**Exercise directions**
In the material below, reproduce verbatim every line from the one containing "legend-label-nd-nd: Nd-Nd —" through the one containing "x-axis-ticks: 0.0 2.5", with both of those lines included.

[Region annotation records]

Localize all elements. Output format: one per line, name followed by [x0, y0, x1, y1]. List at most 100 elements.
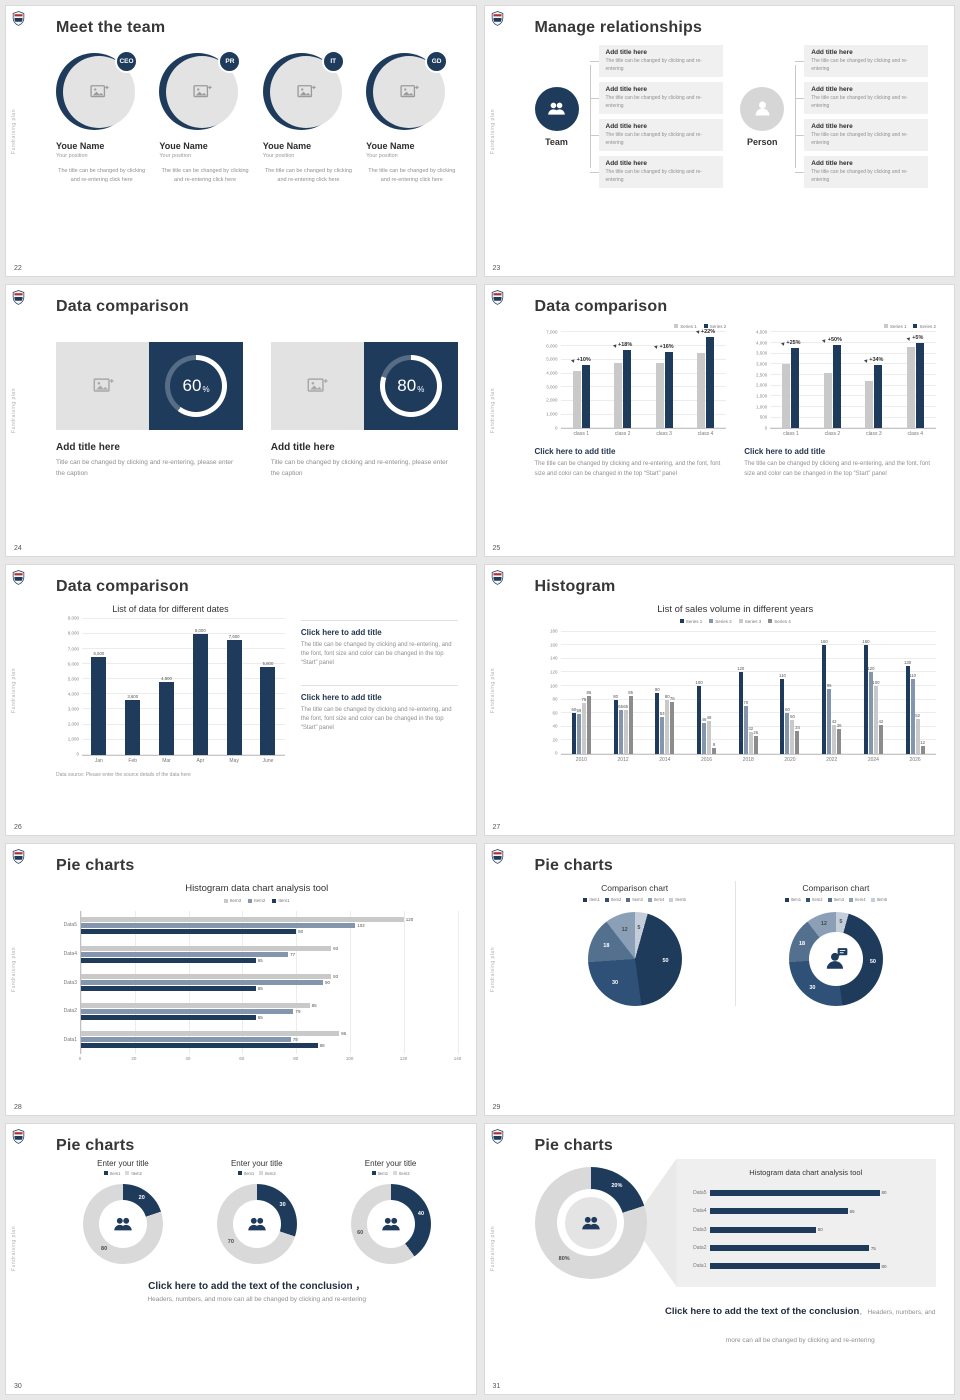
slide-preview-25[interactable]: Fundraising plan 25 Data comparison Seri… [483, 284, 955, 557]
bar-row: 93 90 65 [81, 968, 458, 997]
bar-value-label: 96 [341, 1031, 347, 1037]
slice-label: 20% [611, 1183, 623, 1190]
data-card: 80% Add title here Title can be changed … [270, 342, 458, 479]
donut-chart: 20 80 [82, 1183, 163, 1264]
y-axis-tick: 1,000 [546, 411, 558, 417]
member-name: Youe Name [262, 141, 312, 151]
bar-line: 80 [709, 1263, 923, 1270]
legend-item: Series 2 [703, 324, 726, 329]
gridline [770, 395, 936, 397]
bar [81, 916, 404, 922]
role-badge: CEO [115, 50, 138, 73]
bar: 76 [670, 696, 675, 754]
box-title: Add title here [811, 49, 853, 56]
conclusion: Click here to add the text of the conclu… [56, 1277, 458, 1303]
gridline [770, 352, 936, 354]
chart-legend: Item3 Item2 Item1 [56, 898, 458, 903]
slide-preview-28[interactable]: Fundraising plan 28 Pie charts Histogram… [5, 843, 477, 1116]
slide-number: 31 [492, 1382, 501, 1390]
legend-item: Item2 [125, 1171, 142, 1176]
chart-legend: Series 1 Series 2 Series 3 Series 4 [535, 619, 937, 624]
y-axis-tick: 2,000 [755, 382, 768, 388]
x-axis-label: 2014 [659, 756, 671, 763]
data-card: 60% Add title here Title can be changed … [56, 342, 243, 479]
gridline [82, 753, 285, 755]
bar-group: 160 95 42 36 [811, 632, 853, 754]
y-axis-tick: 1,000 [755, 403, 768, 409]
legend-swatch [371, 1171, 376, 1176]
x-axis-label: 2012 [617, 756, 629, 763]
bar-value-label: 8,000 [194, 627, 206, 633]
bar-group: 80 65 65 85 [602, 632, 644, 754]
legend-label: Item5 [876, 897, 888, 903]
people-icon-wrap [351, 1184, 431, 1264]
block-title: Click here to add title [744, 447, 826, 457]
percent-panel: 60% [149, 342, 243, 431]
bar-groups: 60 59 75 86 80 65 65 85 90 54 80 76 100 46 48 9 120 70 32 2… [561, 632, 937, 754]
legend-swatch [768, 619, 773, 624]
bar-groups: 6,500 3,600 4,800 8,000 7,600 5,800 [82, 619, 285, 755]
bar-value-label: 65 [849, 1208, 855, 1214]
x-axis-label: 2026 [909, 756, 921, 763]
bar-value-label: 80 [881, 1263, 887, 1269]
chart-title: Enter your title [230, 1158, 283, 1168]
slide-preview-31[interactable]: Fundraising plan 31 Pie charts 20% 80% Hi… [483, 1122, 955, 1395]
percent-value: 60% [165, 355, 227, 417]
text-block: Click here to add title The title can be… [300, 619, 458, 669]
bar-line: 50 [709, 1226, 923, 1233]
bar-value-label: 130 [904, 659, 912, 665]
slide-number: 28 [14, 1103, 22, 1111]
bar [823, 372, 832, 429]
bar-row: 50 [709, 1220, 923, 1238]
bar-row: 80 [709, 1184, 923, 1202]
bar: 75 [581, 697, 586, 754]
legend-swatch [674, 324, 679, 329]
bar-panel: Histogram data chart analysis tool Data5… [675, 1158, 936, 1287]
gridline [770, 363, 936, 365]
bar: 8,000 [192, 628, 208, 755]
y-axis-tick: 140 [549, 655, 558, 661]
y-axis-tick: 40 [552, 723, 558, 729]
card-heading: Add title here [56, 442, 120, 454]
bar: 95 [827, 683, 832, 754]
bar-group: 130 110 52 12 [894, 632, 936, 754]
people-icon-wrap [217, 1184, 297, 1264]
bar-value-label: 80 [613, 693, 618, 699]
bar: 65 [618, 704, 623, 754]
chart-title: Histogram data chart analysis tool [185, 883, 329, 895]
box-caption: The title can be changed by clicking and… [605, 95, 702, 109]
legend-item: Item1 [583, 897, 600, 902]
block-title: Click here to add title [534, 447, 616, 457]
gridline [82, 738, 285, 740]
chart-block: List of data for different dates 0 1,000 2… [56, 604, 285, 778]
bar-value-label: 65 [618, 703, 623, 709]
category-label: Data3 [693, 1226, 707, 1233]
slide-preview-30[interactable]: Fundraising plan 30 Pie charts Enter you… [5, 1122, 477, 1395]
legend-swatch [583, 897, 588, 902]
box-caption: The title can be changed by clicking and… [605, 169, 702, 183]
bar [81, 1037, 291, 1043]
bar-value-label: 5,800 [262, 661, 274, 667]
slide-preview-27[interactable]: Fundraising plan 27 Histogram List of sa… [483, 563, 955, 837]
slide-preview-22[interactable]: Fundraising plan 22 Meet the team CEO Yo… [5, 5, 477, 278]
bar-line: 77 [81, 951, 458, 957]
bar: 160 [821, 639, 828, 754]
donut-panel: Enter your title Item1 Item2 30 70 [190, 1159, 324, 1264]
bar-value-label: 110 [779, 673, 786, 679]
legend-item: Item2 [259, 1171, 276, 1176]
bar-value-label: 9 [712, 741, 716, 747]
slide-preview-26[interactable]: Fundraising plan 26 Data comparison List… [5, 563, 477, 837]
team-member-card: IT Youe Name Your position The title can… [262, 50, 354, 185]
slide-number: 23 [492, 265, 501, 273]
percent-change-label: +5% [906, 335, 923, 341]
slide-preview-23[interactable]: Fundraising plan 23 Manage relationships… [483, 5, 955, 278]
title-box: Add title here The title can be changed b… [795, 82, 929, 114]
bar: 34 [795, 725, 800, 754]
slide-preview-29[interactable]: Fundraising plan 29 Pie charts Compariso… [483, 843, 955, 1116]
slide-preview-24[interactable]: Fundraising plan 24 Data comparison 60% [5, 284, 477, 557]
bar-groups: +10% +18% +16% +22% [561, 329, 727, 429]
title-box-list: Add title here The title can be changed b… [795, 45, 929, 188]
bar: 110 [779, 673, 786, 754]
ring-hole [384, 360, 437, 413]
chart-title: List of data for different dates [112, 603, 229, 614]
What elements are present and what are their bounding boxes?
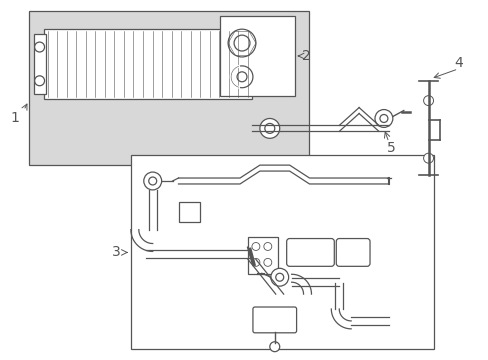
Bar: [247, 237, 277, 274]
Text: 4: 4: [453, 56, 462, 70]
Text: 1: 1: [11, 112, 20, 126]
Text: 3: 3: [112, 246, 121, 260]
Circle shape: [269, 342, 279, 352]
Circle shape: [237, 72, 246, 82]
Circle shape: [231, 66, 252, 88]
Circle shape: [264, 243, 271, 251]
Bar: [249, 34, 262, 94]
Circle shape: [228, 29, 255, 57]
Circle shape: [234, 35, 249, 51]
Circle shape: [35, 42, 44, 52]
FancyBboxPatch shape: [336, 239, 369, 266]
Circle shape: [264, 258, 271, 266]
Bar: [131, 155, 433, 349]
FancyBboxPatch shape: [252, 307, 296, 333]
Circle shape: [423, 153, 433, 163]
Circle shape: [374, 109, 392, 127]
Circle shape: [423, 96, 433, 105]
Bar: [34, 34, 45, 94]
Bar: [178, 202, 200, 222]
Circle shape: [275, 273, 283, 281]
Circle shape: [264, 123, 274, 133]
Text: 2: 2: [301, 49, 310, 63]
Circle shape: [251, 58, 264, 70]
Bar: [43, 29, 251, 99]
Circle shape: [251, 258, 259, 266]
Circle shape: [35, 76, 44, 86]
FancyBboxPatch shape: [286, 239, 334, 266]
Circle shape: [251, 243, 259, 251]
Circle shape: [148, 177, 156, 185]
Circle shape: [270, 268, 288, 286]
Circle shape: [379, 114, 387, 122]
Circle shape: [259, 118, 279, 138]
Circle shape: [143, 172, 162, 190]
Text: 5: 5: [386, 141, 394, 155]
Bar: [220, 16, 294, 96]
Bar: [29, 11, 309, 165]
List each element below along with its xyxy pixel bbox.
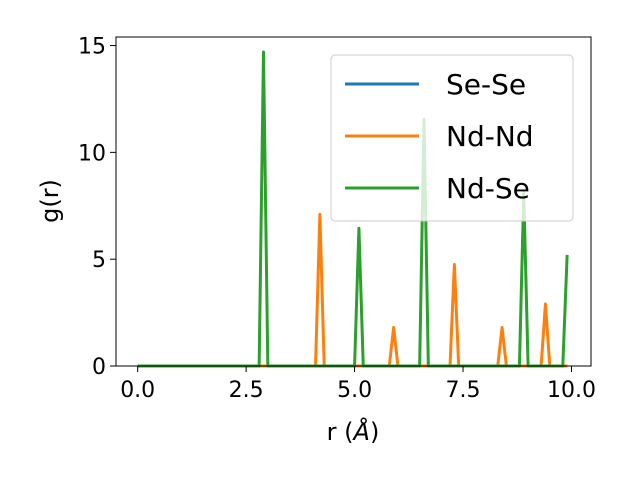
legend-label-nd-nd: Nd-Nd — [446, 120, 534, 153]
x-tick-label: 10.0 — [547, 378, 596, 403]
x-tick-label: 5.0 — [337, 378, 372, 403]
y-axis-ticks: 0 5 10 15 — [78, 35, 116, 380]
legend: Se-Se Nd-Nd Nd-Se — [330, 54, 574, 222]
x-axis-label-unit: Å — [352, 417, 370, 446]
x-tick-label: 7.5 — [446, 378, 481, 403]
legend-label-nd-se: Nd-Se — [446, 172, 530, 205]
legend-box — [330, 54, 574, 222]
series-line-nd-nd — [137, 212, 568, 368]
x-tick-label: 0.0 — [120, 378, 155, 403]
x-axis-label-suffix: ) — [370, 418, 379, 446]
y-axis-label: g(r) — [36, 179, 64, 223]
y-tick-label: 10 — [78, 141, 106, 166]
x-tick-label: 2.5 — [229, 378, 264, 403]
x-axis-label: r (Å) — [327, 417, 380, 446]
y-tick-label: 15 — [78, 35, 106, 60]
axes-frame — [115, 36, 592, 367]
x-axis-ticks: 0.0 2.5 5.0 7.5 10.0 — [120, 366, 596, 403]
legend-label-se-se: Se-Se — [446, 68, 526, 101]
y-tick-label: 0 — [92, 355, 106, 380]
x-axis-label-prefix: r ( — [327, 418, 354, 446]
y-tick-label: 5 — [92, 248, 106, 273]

**Finished task**
legend-label-nd-nd: Nd-Nd — [446, 120, 534, 153]
x-tick-label: 10.0 — [547, 378, 596, 403]
x-tick-label: 5.0 — [337, 378, 372, 403]
y-axis-ticks: 0 5 10 15 — [78, 35, 116, 380]
legend: Se-Se Nd-Nd Nd-Se — [330, 54, 574, 222]
x-axis-label-unit: Å — [352, 417, 370, 446]
x-tick-label: 7.5 — [446, 378, 481, 403]
legend-label-nd-se: Nd-Se — [446, 172, 530, 205]
legend-box — [330, 54, 574, 222]
series-line-nd-nd — [137, 212, 568, 368]
x-tick-label: 0.0 — [120, 378, 155, 403]
x-axis-label-suffix: ) — [370, 418, 379, 446]
y-axis-label: g(r) — [36, 179, 64, 223]
y-tick-label: 10 — [78, 141, 106, 166]
x-tick-label: 2.5 — [229, 378, 264, 403]
x-axis-label: r (Å) — [327, 417, 380, 446]
y-tick-label: 15 — [78, 35, 106, 60]
axes-frame — [115, 36, 592, 367]
x-axis-ticks: 0.0 2.5 5.0 7.5 10.0 — [120, 366, 596, 403]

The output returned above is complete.